[Saved entries]

▼▼▼

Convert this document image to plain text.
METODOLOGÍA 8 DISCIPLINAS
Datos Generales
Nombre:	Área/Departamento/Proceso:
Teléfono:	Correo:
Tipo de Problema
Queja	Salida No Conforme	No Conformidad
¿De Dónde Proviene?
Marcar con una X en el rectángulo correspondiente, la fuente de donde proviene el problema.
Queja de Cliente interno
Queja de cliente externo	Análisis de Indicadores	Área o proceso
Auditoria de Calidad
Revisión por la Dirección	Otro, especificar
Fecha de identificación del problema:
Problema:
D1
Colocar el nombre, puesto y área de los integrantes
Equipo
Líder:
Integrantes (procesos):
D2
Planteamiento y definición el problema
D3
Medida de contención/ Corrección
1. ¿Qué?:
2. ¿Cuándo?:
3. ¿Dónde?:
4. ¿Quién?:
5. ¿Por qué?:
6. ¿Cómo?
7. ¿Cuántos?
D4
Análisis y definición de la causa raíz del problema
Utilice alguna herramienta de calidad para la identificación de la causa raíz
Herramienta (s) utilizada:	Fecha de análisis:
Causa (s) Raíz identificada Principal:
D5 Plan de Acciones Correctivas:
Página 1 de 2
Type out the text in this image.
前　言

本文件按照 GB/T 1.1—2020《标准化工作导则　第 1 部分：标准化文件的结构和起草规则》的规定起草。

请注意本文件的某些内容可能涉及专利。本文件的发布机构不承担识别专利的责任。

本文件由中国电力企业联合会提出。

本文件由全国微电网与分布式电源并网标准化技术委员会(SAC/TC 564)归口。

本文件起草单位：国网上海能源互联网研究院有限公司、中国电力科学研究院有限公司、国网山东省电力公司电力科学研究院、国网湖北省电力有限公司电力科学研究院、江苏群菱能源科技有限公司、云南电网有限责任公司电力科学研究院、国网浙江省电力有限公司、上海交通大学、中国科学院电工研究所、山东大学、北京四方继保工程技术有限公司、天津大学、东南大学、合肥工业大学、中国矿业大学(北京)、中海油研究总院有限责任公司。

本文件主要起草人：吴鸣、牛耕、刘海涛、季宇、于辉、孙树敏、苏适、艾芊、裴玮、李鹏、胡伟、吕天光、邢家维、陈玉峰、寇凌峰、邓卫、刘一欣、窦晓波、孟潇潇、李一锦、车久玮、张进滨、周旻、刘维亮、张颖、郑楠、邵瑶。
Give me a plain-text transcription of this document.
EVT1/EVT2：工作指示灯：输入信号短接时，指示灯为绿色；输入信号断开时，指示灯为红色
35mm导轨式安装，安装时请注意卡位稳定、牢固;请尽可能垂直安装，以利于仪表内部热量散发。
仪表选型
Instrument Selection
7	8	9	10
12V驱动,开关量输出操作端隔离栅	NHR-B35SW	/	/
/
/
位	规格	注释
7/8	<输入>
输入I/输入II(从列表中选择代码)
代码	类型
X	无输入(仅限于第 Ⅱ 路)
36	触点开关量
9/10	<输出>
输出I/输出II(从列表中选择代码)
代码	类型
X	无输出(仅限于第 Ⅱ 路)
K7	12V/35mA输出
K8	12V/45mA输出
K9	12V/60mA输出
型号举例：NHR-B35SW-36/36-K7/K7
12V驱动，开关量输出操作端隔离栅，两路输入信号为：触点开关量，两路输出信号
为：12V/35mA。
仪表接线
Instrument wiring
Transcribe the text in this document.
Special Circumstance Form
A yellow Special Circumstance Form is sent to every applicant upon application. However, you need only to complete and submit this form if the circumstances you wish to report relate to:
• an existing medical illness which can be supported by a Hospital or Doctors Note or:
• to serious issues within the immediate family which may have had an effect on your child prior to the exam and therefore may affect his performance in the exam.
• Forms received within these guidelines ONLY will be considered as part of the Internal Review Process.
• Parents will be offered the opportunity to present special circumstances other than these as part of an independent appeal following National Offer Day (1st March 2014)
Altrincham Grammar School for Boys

▲▲▲

▸ **What to produce**: Print the records above exactly as they appear.

▸ **Reply to the task**:
Convert this document image to plain text.
METODOLOGÍA 8 DISCIPLINAS
Datos Generales
Nombre:	Área/Departamento/Proceso:
Teléfono:	Correo:
Tipo de Problema
Queja	Salida No Conforme	No Conformidad
¿De Dónde Proviene?
Marcar con una X en el rectángulo correspondiente, la fuente de donde proviene el problema.
Queja de Cliente interno
Queja de cliente externo	Análisis de Indicadores	Área o proceso
Auditoria de Calidad
Revisión por la Dirección	Otro, especificar
Fecha de identificación del problema:
Problema:
D1
Colocar el nombre, puesto y área de los integrantes
Equipo
Líder:
Integrantes (procesos):
D2
Planteamiento y definición el problema
D3
Medida de contención/ Corrección
1. ¿Qué?:
2. ¿Cuándo?:
3. ¿Dónde?:
4. ¿Quién?:
5. ¿Por qué?:
6. ¿Cómo?
7. ¿Cuántos?
D4
Análisis y definición de la causa raíz del problema
Utilice alguna herramienta de calidad para la identificación de la causa raíz
Herramienta (s) utilizada:	Fecha de análisis:
Causa (s) Raíz identificada Principal:
D5 Plan de Acciones Correctivas:
Página 1 de 2
Type out the text in this image.
前　言

本文件按照 GB/T 1.1—2020《标准化工作导则　第 1 部分：标准化文件的结构和起草规则》的规定起草。

请注意本文件的某些内容可能涉及专利。本文件的发布机构不承担识别专利的责任。

本文件由中国电力企业联合会提出。

本文件由全国微电网与分布式电源并网标准化技术委员会(SAC/TC 564)归口。

本文件起草单位：国网上海能源互联网研究院有限公司、中国电力科学研究院有限公司、国网山东省电力公司电力科学研究院、国网湖北省电力有限公司电力科学研究院、江苏群菱能源科技有限公司、云南电网有限责任公司电力科学研究院、国网浙江省电力有限公司、上海交通大学、中国科学院电工研究所、山东大学、北京四方继保工程技术有限公司、天津大学、东南大学、合肥工业大学、中国矿业大学(北京)、中海油研究总院有限责任公司。

本文件主要起草人：吴鸣、牛耕、刘海涛、季宇、于辉、孙树敏、苏适、艾芊、裴玮、李鹏、胡伟、吕天光、邢家维、陈玉峰、寇凌峰、邓卫、刘一欣、窦晓波、孟潇潇、李一锦、车久玮、张进滨、周旻、刘维亮、张颖、郑楠、邵瑶。
Give me a plain-text transcription of this document.
EVT1/EVT2：工作指示灯：输入信号短接时，指示灯为绿色；输入信号断开时，指示灯为红色
35mm导轨式安装，安装时请注意卡位稳定、牢固;请尽可能垂直安装，以利于仪表内部热量散发。
仪表选型
Instrument Selection
7	8	9	10
12V驱动,开关量输出操作端隔离栅	NHR-B35SW	/	/
/
/
位	规格	注释
7/8	<输入>
输入I/输入II(从列表中选择代码)
代码	类型
X	无输入(仅限于第 Ⅱ 路)
36	触点开关量
9/10	<输出>
输出I/输出II(从列表中选择代码)
代码	类型
X	无输出(仅限于第 Ⅱ 路)
K7	12V/35mA输出
K8	12V/45mA输出
K9	12V/60mA输出
型号举例：NHR-B35SW-36/36-K7/K7
12V驱动，开关量输出操作端隔离栅，两路输入信号为：触点开关量，两路输出信号
为：12V/35mA。
仪表接线
Instrument wiring
Transcribe the text in this document.
Special Circumstance Form
A yellow Special Circumstance Form is sent to every applicant upon application. However, you need only to complete and submit this form if the circumstances you wish to report relate to:
• an existing medical illness which can be supported by a Hospital or Doctors Note or:
• to serious issues within the immediate family which may have had an effect on your child prior to the exam and therefore may affect his performance in the exam.
• Forms received within these guidelines ONLY will be considered as part of the Internal Review Process.
• Parents will be offered the opportunity to present special circumstances other than these as part of an independent appeal following National Offer Day (1st March 2014)
Altrincham Grammar School for Boys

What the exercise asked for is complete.